> What the task requires
Tally the lines of the listing that contain the string "icon". Give the number and nothing else.

Dataset excerpts:
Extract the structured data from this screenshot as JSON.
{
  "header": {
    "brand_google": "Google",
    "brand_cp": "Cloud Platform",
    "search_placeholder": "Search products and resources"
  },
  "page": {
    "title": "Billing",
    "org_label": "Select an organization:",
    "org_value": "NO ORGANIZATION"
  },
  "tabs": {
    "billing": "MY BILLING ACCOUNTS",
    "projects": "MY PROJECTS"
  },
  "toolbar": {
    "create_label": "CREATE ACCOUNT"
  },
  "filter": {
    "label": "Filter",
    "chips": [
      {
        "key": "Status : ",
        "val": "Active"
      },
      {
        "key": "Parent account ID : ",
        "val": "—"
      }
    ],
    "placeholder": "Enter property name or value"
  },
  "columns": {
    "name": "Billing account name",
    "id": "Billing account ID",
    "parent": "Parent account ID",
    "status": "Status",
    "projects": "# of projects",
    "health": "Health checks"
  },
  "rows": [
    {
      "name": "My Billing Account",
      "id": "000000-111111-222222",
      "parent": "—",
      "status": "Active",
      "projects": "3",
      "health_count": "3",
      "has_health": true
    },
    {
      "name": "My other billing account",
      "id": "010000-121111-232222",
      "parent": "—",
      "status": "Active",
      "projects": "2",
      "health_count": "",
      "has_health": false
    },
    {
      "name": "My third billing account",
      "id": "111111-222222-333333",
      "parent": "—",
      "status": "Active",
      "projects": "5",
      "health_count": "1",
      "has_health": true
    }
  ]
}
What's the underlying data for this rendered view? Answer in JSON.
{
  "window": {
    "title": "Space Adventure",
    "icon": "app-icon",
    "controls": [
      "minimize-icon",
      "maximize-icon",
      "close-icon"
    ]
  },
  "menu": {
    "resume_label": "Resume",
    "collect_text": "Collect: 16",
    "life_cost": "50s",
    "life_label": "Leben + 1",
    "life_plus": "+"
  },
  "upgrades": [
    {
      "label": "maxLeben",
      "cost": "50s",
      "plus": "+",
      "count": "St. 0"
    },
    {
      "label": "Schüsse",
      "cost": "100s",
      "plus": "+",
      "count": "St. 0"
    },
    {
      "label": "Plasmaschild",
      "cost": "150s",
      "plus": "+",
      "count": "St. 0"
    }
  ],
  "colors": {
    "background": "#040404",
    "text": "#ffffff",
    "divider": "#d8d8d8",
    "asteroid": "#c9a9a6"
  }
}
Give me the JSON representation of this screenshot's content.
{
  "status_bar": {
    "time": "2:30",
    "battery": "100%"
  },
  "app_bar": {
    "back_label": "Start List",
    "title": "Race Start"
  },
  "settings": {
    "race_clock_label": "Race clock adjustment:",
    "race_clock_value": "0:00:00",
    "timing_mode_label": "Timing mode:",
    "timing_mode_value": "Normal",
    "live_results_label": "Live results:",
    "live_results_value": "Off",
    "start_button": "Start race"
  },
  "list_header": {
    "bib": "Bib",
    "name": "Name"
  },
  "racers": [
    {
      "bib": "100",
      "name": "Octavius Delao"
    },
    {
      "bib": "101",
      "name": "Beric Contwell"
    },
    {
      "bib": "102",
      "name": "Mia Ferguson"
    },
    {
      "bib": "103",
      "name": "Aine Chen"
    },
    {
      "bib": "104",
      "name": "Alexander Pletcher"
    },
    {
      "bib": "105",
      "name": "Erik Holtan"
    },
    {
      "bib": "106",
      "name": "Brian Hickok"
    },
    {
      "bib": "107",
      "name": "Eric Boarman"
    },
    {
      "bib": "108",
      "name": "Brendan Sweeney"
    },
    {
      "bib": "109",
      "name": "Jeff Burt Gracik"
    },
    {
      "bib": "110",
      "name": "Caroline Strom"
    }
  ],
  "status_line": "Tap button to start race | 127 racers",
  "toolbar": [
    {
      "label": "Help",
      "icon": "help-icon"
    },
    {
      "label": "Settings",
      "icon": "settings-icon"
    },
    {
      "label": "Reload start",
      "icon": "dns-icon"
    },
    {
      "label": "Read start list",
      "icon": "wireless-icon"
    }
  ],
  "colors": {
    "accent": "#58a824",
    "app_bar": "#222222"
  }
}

> Exercise output
8